Count the lines below that contain the word "name", and reply with only that number.
****
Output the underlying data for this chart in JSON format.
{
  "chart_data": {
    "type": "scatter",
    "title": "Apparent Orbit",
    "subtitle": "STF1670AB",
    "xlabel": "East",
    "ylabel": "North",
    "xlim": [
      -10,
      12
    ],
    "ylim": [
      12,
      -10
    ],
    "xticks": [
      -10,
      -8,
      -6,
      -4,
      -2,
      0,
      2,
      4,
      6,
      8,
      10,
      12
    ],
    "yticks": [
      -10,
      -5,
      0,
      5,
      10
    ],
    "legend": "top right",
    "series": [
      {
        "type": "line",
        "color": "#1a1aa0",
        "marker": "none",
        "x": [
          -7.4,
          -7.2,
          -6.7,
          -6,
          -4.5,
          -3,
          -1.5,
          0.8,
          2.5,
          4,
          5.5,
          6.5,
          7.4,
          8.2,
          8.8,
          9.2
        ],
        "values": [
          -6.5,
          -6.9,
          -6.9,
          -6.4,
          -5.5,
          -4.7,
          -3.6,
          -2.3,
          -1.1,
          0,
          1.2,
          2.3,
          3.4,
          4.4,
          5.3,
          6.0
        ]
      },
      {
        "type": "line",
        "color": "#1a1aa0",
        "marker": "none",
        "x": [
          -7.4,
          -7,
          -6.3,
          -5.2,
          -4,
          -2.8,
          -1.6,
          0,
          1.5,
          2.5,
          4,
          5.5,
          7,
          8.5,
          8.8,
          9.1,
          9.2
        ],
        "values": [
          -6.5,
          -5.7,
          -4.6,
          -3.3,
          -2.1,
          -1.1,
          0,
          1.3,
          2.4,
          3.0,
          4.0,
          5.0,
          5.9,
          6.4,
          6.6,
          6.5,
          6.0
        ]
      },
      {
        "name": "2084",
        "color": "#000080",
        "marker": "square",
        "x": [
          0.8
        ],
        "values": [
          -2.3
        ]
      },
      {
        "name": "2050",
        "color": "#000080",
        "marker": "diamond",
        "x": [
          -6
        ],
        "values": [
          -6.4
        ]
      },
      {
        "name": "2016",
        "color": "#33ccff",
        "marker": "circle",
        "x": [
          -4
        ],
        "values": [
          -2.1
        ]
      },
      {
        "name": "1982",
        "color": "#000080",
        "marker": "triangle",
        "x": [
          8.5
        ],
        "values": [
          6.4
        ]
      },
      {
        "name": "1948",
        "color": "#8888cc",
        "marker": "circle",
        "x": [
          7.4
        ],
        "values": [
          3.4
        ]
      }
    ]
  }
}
****
WORKED ANSWER -
5